Goal:
Show all lines that include the string "color"; copy each one.

Extracted records:
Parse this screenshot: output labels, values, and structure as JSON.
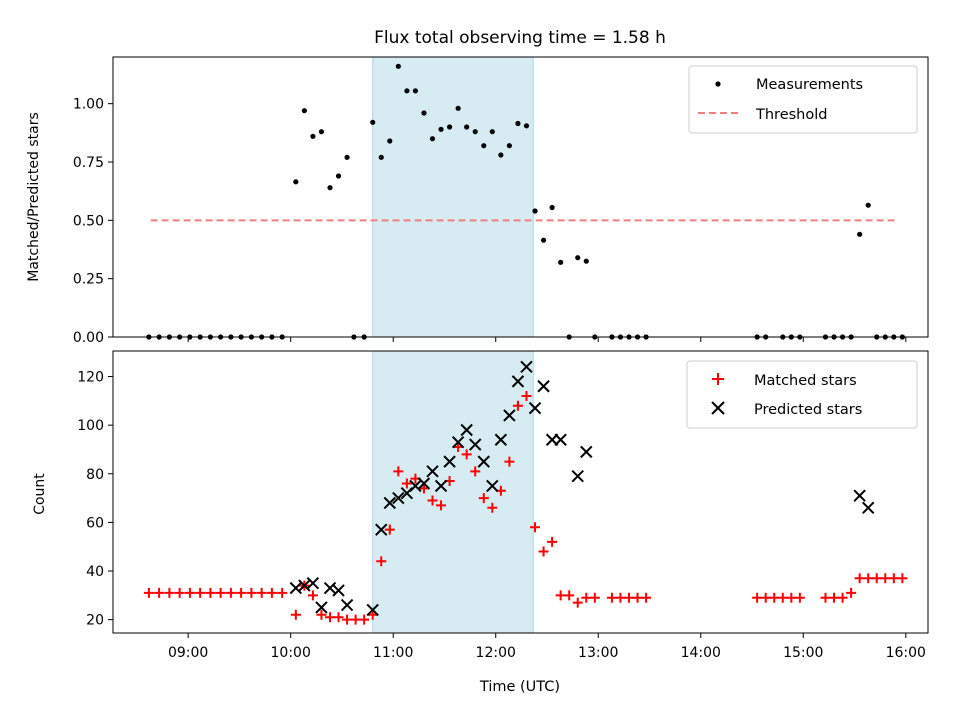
{
  "title": "Flux total observing time = 1.58 h",
  "chart_data": [
    {
      "type": "scatter",
      "ylabel": "Matched/Predicted stars",
      "xlabel": "",
      "xlim": [
        "08:16",
        "16:13"
      ],
      "ylim": [
        0,
        1.2
      ],
      "yticks": [
        0,
        0.25,
        0.5,
        0.75,
        1.0
      ],
      "ytick_labels": [
        "0.00",
        "0.25",
        "0.50",
        "0.75",
        "1.00"
      ],
      "shaded_span": [
        "10:48",
        "12:22"
      ],
      "legend_position": "top-right",
      "legend": [
        "Measurements",
        "Threshold"
      ],
      "threshold": {
        "value": 0.5,
        "x_range": [
          "08:38",
          "15:54"
        ],
        "color": "#f08080"
      },
      "series": [
        {
          "name": "Measurements",
          "marker": "dot",
          "color": "#000000",
          "points": [
            [
              "08:37",
              0
            ],
            [
              "08:43",
              0
            ],
            [
              "08:49",
              0
            ],
            [
              "08:55",
              0
            ],
            [
              "09:01",
              0
            ],
            [
              "09:07",
              0
            ],
            [
              "09:13",
              0
            ],
            [
              "09:19",
              0
            ],
            [
              "09:25",
              0
            ],
            [
              "09:31",
              0
            ],
            [
              "09:37",
              0
            ],
            [
              "09:43",
              0
            ],
            [
              "09:49",
              0
            ],
            [
              "09:55",
              0
            ],
            [
              "10:03",
              0.665
            ],
            [
              "10:08",
              0.97
            ],
            [
              "10:13",
              0.86
            ],
            [
              "10:18",
              0.88
            ],
            [
              "10:23",
              0.64
            ],
            [
              "10:28",
              0.69
            ],
            [
              "10:33",
              0.77
            ],
            [
              "10:37",
              0
            ],
            [
              "10:43",
              0
            ],
            [
              "10:48",
              0.92
            ],
            [
              "10:53",
              0.77
            ],
            [
              "10:58",
              0.84
            ],
            [
              "11:03",
              1.16
            ],
            [
              "11:08",
              1.055
            ],
            [
              "11:13",
              1.055
            ],
            [
              "11:18",
              0.96
            ],
            [
              "11:23",
              0.85
            ],
            [
              "11:28",
              0.89
            ],
            [
              "11:33",
              0.9
            ],
            [
              "11:38",
              0.98
            ],
            [
              "11:43",
              0.9
            ],
            [
              "11:48",
              0.88
            ],
            [
              "11:53",
              0.82
            ],
            [
              "11:58",
              0.88
            ],
            [
              "12:03",
              0.78
            ],
            [
              "12:08",
              0.82
            ],
            [
              "12:13",
              0.915
            ],
            [
              "12:18",
              0.905
            ],
            [
              "12:23",
              0.54
            ],
            [
              "12:28",
              0.415
            ],
            [
              "12:33",
              0.555
            ],
            [
              "12:38",
              0.32
            ],
            [
              "12:43",
              0
            ],
            [
              "12:48",
              0.34
            ],
            [
              "12:53",
              0.325
            ],
            [
              "12:58",
              0
            ],
            [
              "13:08",
              0
            ],
            [
              "13:13",
              0
            ],
            [
              "13:18",
              0
            ],
            [
              "13:23",
              0
            ],
            [
              "13:28",
              0
            ],
            [
              "14:33",
              0
            ],
            [
              "14:38",
              0
            ],
            [
              "14:48",
              0
            ],
            [
              "14:53",
              0
            ],
            [
              "14:58",
              0
            ],
            [
              "15:13",
              0
            ],
            [
              "15:18",
              0
            ],
            [
              "15:23",
              0
            ],
            [
              "15:28",
              0
            ],
            [
              "15:33",
              0.44
            ],
            [
              "15:38",
              0.565
            ],
            [
              "15:43",
              0
            ],
            [
              "15:48",
              0
            ],
            [
              "15:53",
              0
            ],
            [
              "15:58",
              0
            ]
          ]
        }
      ]
    },
    {
      "type": "scatter",
      "ylabel": "Count",
      "xlabel": "Time (UTC)",
      "xlim": [
        "08:16",
        "16:13"
      ],
      "ylim": [
        14.5,
        130.5
      ],
      "yticks": [
        20,
        40,
        60,
        80,
        100,
        120
      ],
      "ytick_labels": [
        "20",
        "40",
        "60",
        "80",
        "100",
        "120"
      ],
      "xticks": [
        "09:00",
        "10:00",
        "11:00",
        "12:00",
        "13:00",
        "14:00",
        "15:00",
        "16:00"
      ],
      "shaded_span": [
        "10:48",
        "12:22"
      ],
      "legend_position": "top-right",
      "legend": [
        "Matched stars",
        "Predicted stars"
      ],
      "series": [
        {
          "name": "Matched stars",
          "marker": "plus",
          "color": "#ff0000",
          "points": [
            [
              "08:37",
              31
            ],
            [
              "08:43",
              31
            ],
            [
              "08:49",
              31
            ],
            [
              "08:55",
              31
            ],
            [
              "09:01",
              31
            ],
            [
              "09:07",
              31
            ],
            [
              "09:13",
              31
            ],
            [
              "09:19",
              31
            ],
            [
              "09:25",
              31
            ],
            [
              "09:31",
              31
            ],
            [
              "09:37",
              31
            ],
            [
              "09:43",
              31
            ],
            [
              "09:49",
              31
            ],
            [
              "09:55",
              31
            ],
            [
              "10:03",
              22
            ],
            [
              "10:08",
              34
            ],
            [
              "10:13",
              30
            ],
            [
              "10:18",
              22
            ],
            [
              "10:23",
              21
            ],
            [
              "10:28",
              21
            ],
            [
              "10:33",
              20
            ],
            [
              "10:38",
              20
            ],
            [
              "10:43",
              20
            ],
            [
              "10:48",
              22
            ],
            [
              "10:53",
              44
            ],
            [
              "10:58",
              57
            ],
            [
              "11:03",
              81
            ],
            [
              "11:08",
              76
            ],
            [
              "11:13",
              78
            ],
            [
              "11:18",
              74
            ],
            [
              "11:23",
              69
            ],
            [
              "11:28",
              67
            ],
            [
              "11:33",
              77
            ],
            [
              "11:38",
              91
            ],
            [
              "11:43",
              88
            ],
            [
              "11:48",
              81
            ],
            [
              "11:53",
              70
            ],
            [
              "11:58",
              66
            ],
            [
              "12:03",
              73
            ],
            [
              "12:08",
              85
            ],
            [
              "12:13",
              108
            ],
            [
              "12:18",
              112
            ],
            [
              "12:23",
              58
            ],
            [
              "12:28",
              48
            ],
            [
              "12:33",
              52
            ],
            [
              "12:38",
              30
            ],
            [
              "12:43",
              30
            ],
            [
              "12:48",
              27
            ],
            [
              "12:53",
              29
            ],
            [
              "12:58",
              29
            ],
            [
              "13:08",
              29
            ],
            [
              "13:13",
              29
            ],
            [
              "13:18",
              29
            ],
            [
              "13:23",
              29
            ],
            [
              "13:28",
              29
            ],
            [
              "14:33",
              29
            ],
            [
              "14:38",
              29
            ],
            [
              "14:43",
              29
            ],
            [
              "14:48",
              29
            ],
            [
              "14:53",
              29
            ],
            [
              "14:58",
              29
            ],
            [
              "15:13",
              29
            ],
            [
              "15:18",
              29
            ],
            [
              "15:23",
              29
            ],
            [
              "15:28",
              31
            ],
            [
              "15:33",
              37
            ],
            [
              "15:38",
              37
            ],
            [
              "15:43",
              37
            ],
            [
              "15:48",
              37
            ],
            [
              "15:53",
              37
            ],
            [
              "15:58",
              37
            ]
          ]
        },
        {
          "name": "Predicted stars",
          "marker": "x",
          "color": "#000000",
          "points": [
            [
              "10:03",
              33
            ],
            [
              "10:08",
              34
            ],
            [
              "10:13",
              35
            ],
            [
              "10:18",
              25
            ],
            [
              "10:23",
              33
            ],
            [
              "10:28",
              32
            ],
            [
              "10:33",
              26
            ],
            [
              "10:48",
              24
            ],
            [
              "10:53",
              57
            ],
            [
              "10:58",
              68
            ],
            [
              "11:03",
              70
            ],
            [
              "11:08",
              72
            ],
            [
              "11:13",
              75
            ],
            [
              "11:18",
              76
            ],
            [
              "11:23",
              81
            ],
            [
              "11:28",
              75
            ],
            [
              "11:33",
              85
            ],
            [
              "11:38",
              93
            ],
            [
              "11:43",
              98
            ],
            [
              "11:48",
              92
            ],
            [
              "11:53",
              85
            ],
            [
              "11:58",
              75
            ],
            [
              "12:03",
              94
            ],
            [
              "12:08",
              104
            ],
            [
              "12:13",
              118
            ],
            [
              "12:18",
              124
            ],
            [
              "12:23",
              107
            ],
            [
              "12:28",
              116
            ],
            [
              "12:33",
              94
            ],
            [
              "12:38",
              94
            ],
            [
              "12:48",
              79
            ],
            [
              "12:53",
              89
            ],
            [
              "15:33",
              71
            ],
            [
              "15:38",
              66
            ]
          ]
        }
      ]
    }
  ]
}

Output of the task:
        "color": "#f08080"
          "color": "#000000",
          "color": "#ff0000",
          "color": "#000000",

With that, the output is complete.